BEGIN SOURCE MATERIAL
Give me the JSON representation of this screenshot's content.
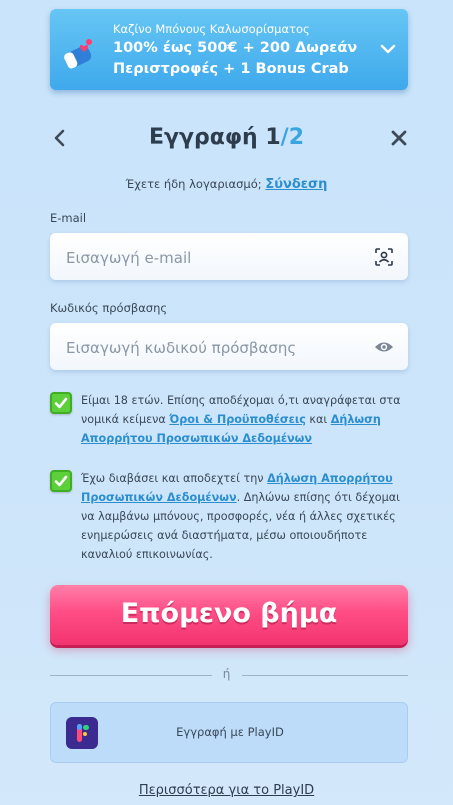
{
  "banner": {
    "subtitle": "Καζίνο Μπόνους Καλωσορίσματος",
    "title": "100% έως 500€ + 200 Δωρεάν Περιστροφές + 1 Bonus Crab",
    "icon": "magnet-gift-icon"
  },
  "header": {
    "title_main": "Εγγραφή 1",
    "title_sep": "/",
    "title_total": "2"
  },
  "login": {
    "prompt": "Έχετε ήδη λογαριασμό;",
    "link": "Σύνδεση"
  },
  "email": {
    "label": "E-mail",
    "placeholder": "Εισαγωγή e-mail",
    "value": ""
  },
  "password": {
    "label": "Κωδικός πρόσβασης",
    "placeholder": "Εισαγωγή κωδικού πρόσβασης",
    "value": ""
  },
  "consent1": {
    "checked": true,
    "text_before": "Είμαι 18 ετών. Επίσης αποδέχομαι ό,τι αναγράφεται στα νομικά κείμενα ",
    "link1": "Όροι & Προϋποθέσεις",
    "text_mid": " και ",
    "link2": "Δήλωση Απορρήτου Προσωπικών Δεδομένων"
  },
  "consent2": {
    "checked": true,
    "text_before": "Έχω διαβάσει και αποδεχτεί την ",
    "link1": "Δήλωση Απορρήτου Προσωπικών Δεδομένων",
    "text_after": ". Δηλώνω επίσης ότι δέχομαι να λαμβάνω μπόνους, προσφορές, νέα ή άλλες σχετικές ενημερώσεις ανά διαστήματα, μέσω οποιουδήποτε καναλιού επικοινωνίας."
  },
  "next_button": "Επόμενο βήμα",
  "divider": "ή",
  "playid": {
    "label": "Εγγραφή με PlayID"
  },
  "more_link": "Περισσότερα για το PlayID",
  "colors": {
    "accent": "#3aa5e0",
    "primary_button": "#ff4d86",
    "checkbox": "#5ccf3a",
    "banner": "#3fa9ec"
  }
}
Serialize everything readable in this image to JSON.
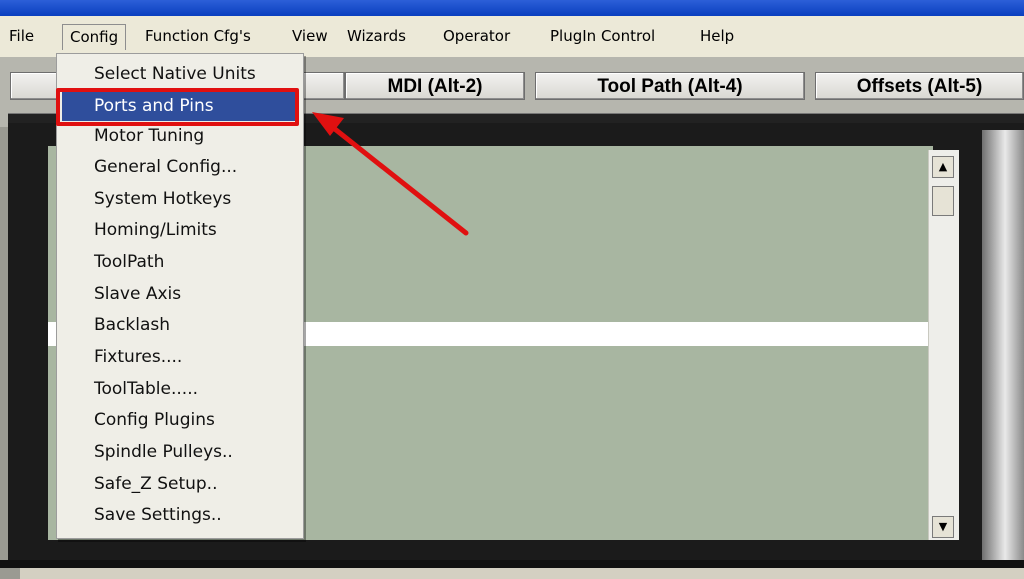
{
  "menubar": {
    "items": [
      "File",
      "Config",
      "Function Cfg's",
      "View",
      "Wizards",
      "Operator",
      "PlugIn Control",
      "Help"
    ]
  },
  "toolbar": {
    "tabs": [
      "MDI (Alt-2)",
      "Tool Path (Alt-4)",
      "Offsets (Alt-5)"
    ]
  },
  "config_menu": {
    "items": [
      "Select Native Units",
      "Ports and Pins",
      "Motor Tuning",
      "General Config...",
      "System Hotkeys",
      "Homing/Limits",
      "ToolPath",
      "Slave Axis",
      "Backlash",
      "Fixtures....",
      "ToolTable.....",
      "Config Plugins",
      "Spindle Pulleys..",
      "Safe_Z Setup..",
      "Save Settings.."
    ],
    "selected": "Ports and Pins"
  },
  "scrollbar": {
    "up_glyph": "▲",
    "down_glyph": "▼"
  },
  "colors": {
    "highlight_box": "#e01010",
    "selection": "#2f4e9c",
    "panel": "#a8b6a1"
  }
}
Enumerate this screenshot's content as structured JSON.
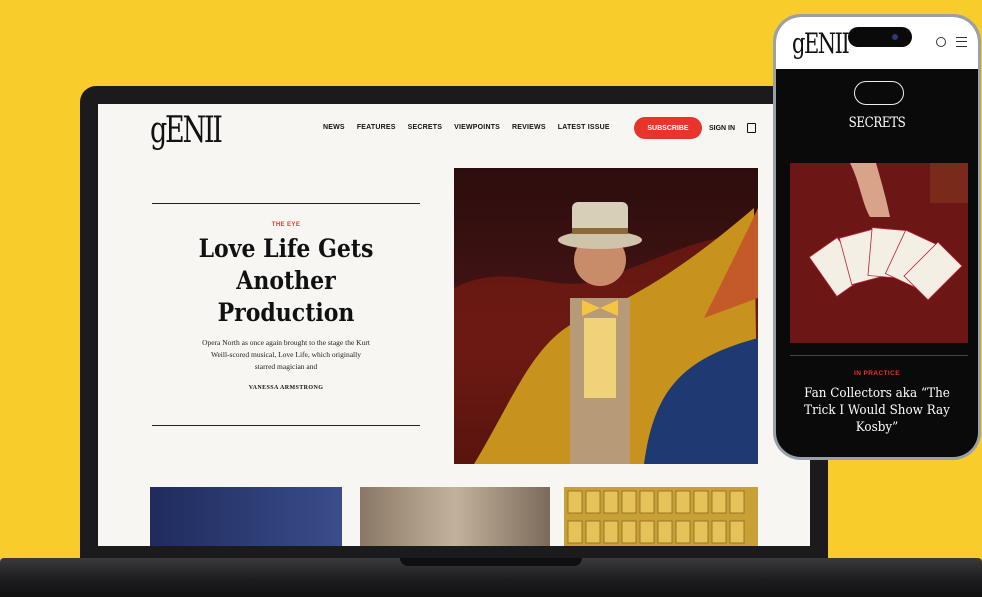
{
  "colors": {
    "background": "#f8cc2b",
    "accent": "#e8342a"
  },
  "site": {
    "logo": "gENII",
    "nav": [
      "NEWS",
      "FEATURES",
      "SECRETS",
      "VIEWPOINTS",
      "REVIEWS",
      "LATEST ISSUE"
    ],
    "subscribe_label": "SUBSCRIBE",
    "signin_label": "SIGN IN"
  },
  "hero": {
    "kicker": "THE EYE",
    "headline": "Love Life Gets Another Production",
    "dek": "Opera North as once again brought to the stage the Kurt Weill-scored musical, Love Life, which originally starred magician and",
    "byline": "VANESSA ARMSTRONG"
  },
  "phone": {
    "logo": "gENII",
    "section_title": "SECRETS",
    "kicker": "IN PRACTICE",
    "headline": "Fan Collectors aka “The Trick I Would Show Ray Kosby”"
  }
}
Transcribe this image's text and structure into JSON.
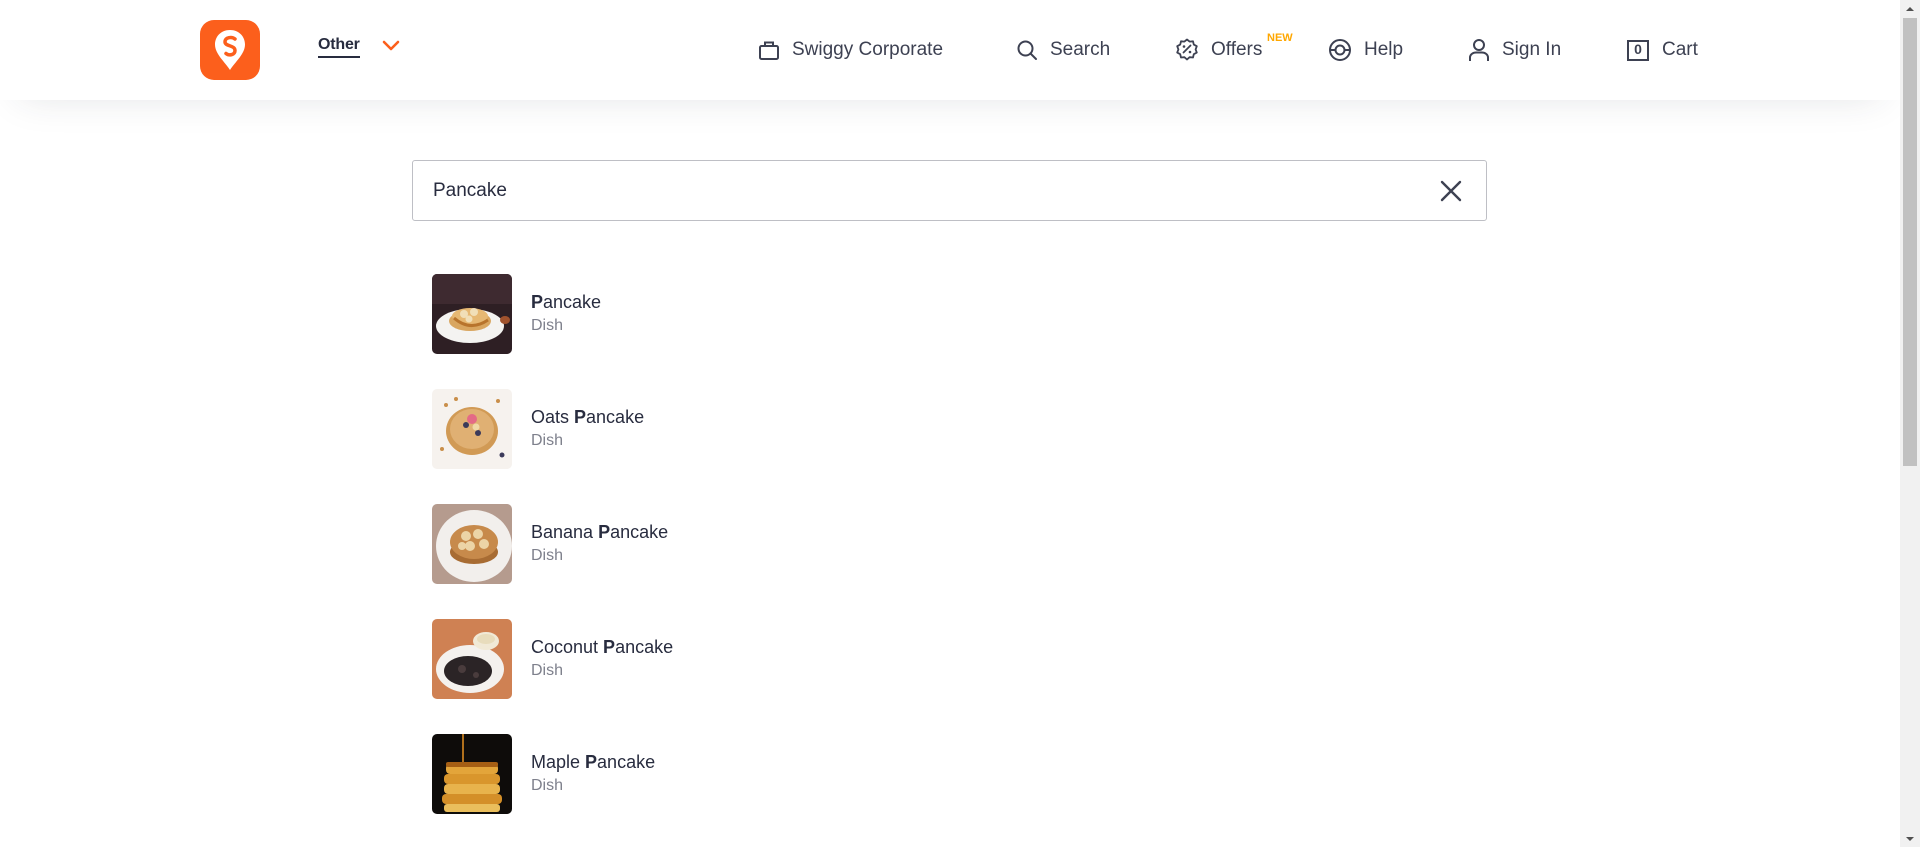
{
  "header": {
    "location_label": "Other",
    "nav": [
      {
        "label": "Swiggy Corporate",
        "icon": "briefcase-icon"
      },
      {
        "label": "Search",
        "icon": "search-icon"
      },
      {
        "label": "Offers",
        "icon": "offers-icon",
        "badge": "NEW"
      },
      {
        "label": "Help",
        "icon": "help-icon"
      },
      {
        "label": "Sign In",
        "icon": "user-icon"
      },
      {
        "label": "Cart",
        "icon": "cart-icon",
        "count": "0"
      }
    ]
  },
  "search": {
    "value": "Pancake"
  },
  "results": [
    {
      "name_prefix": "",
      "name_match": "P",
      "name_rest": "ancake",
      "type": "Dish"
    },
    {
      "name_prefix": "Oats ",
      "name_match": "P",
      "name_rest": "ancake",
      "type": "Dish"
    },
    {
      "name_prefix": "Banana ",
      "name_match": "P",
      "name_rest": "ancake",
      "type": "Dish"
    },
    {
      "name_prefix": "Coconut ",
      "name_match": "P",
      "name_rest": "ancake",
      "type": "Dish"
    },
    {
      "name_prefix": "Maple ",
      "name_match": "P",
      "name_rest": "ancake",
      "type": "Dish"
    }
  ],
  "colors": {
    "brand": "#fc5f1c",
    "badge": "#ffa700",
    "text_dark": "#282c3f",
    "text_muted": "#7e808c"
  }
}
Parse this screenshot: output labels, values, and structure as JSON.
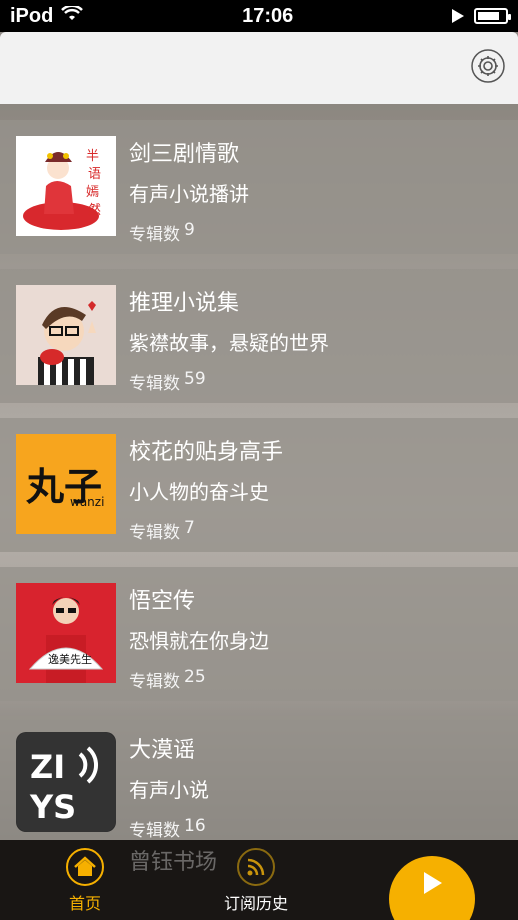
END SOURCE MATERIAL
# [THE PROBLEM]
Your copy should match the records word for word, with the pictures removed.

# [WORKED ANSWER]
Give me the JSON representation of this screenshot's content.
{
  "banner": {
    "subtitle": "Καζίνο Μπόνους Καλωσορίσματος",
    "title": "100% έως 500€ + 200 Δωρεάν Περιστροφές + 1 Bonus Crab",
    "icon": "magnet-gift-icon"
  },
  "header": {
    "title_main": "Εγγραφή 1",
    "title_sep": "/",
    "title_total": "2"
  },
  "login": {
    "prompt": "Έχετε ήδη λογαριασμό;",
    "link": "Σύνδεση"
  },
  "email": {
    "label": "E-mail",
    "placeholder": "Εισαγωγή e-mail",
    "value": ""
  },
  "password": {
    "label": "Κωδικός πρόσβασης",
    "placeholder": "Εισαγωγή κωδικού πρόσβασης",
    "value": ""
  },
  "consent1": {
    "checked": true,
    "text_before": "Είμαι 18 ετών. Επίσης αποδέχομαι ό,τι αναγράφεται στα νομικά κείμενα ",
    "link1": "Όροι & Προϋποθέσεις",
    "text_mid": " και ",
    "link2": "Δήλωση Απορρήτου Προσωπικών Δεδομένων"
  },
  "consent2": {
    "checked": true,
    "text_before": "Έχω διαβάσει και αποδεχτεί την ",
    "link1": "Δήλωση Απορρήτου Προσωπικών Δεδομένων",
    "text_after": ". Δηλώνω επίσης ότι δέχομαι να λαμβάνω μπόνους, προσφορές, νέα ή άλλες σχετικές ενημερώσεις ανά διαστήματα, μέσω οποιουδήποτε καναλιού επικοινωνίας."
  },
  "next_button": "Επόμενο βήμα",
  "divider": "ή",
  "playid": {
    "label": "Εγγραφή με PlayID"
  },
  "more_link": "Περισσότερα για το PlayID",
  "colors": {
    "accent": "#3aa5e0",
    "primary_button": "#ff4d86",
    "checkbox": "#5ccf3a",
    "banner": "#3fa9ec"
  }
}
Serialize everything readable in this image to JSON.
{
  "menubar": {
    "items": [
      "File",
      "Config",
      "Function Cfg's",
      "View",
      "Wizards",
      "Operator",
      "PlugIn Control",
      "Help"
    ]
  },
  "toolbar": {
    "tabs": [
      "MDI (Alt-2)",
      "Tool Path (Alt-4)",
      "Offsets (Alt-5)"
    ]
  },
  "config_menu": {
    "items": [
      "Select Native Units",
      "Ports and Pins",
      "Motor Tuning",
      "General Config...",
      "System Hotkeys",
      "Homing/Limits",
      "ToolPath",
      "Slave Axis",
      "Backlash",
      "Fixtures....",
      "ToolTable.....",
      "Config Plugins",
      "Spindle Pulleys..",
      "Safe_Z Setup..",
      "Save Settings.."
    ],
    "selected": "Ports and Pins"
  },
  "scrollbar": {
    "up_glyph": "▲",
    "down_glyph": "▼"
  },
  "colors": {
    "highlight_box": "#e01010",
    "selection": "#2f4e9c",
    "panel": "#a8b6a1"
  }
}
Enumerate this screenshot's content as structured JSON.
{
  "colors": {
    "background": "#f8cc2b",
    "accent": "#e8342a"
  },
  "site": {
    "logo": "gENII",
    "nav": [
      "NEWS",
      "FEATURES",
      "SECRETS",
      "VIEWPOINTS",
      "REVIEWS",
      "LATEST ISSUE"
    ],
    "subscribe_label": "SUBSCRIBE",
    "signin_label": "SIGN IN"
  },
  "hero": {
    "kicker": "THE EYE",
    "headline": "Love Life Gets Another Production",
    "dek": "Opera North as once again brought to the stage the Kurt Weill-scored musical, Love Life, which originally starred magician and",
    "byline": "VANESSA ARMSTRONG"
  },
  "phone": {
    "logo": "gENII",
    "section_title": "SECRETS",
    "kicker": "IN PRACTICE",
    "headline": "Fan Collectors aka “The Trick I Would Show Ray Kosby”"
  }
}
Transcribe this image's text and structure into JSON.
{
  "header": {
    "location_label": "Other",
    "nav": [
      {
        "label": "Swiggy Corporate",
        "icon": "briefcase-icon"
      },
      {
        "label": "Search",
        "icon": "search-icon"
      },
      {
        "label": "Offers",
        "icon": "offers-icon",
        "badge": "NEW"
      },
      {
        "label": "Help",
        "icon": "help-icon"
      },
      {
        "label": "Sign In",
        "icon": "user-icon"
      },
      {
        "label": "Cart",
        "icon": "cart-icon",
        "count": "0"
      }
    ]
  },
  "search": {
    "value": "Pancake"
  },
  "results": [
    {
      "name_prefix": "",
      "name_match": "P",
      "name_rest": "ancake",
      "type": "Dish"
    },
    {
      "name_prefix": "Oats ",
      "name_match": "P",
      "name_rest": "ancake",
      "type": "Dish"
    },
    {
      "name_prefix": "Banana ",
      "name_match": "P",
      "name_rest": "ancake",
      "type": "Dish"
    },
    {
      "name_prefix": "Coconut ",
      "name_match": "P",
      "name_rest": "ancake",
      "type": "Dish"
    },
    {
      "name_prefix": "Maple ",
      "name_match": "P",
      "name_rest": "ancake",
      "type": "Dish"
    }
  ],
  "colors": {
    "brand": "#fc5f1c",
    "badge": "#ffa700",
    "text_dark": "#282c3f",
    "text_muted": "#7e808c"
  }
}
Parse this screenshot: output labels, values, and structure as JSON.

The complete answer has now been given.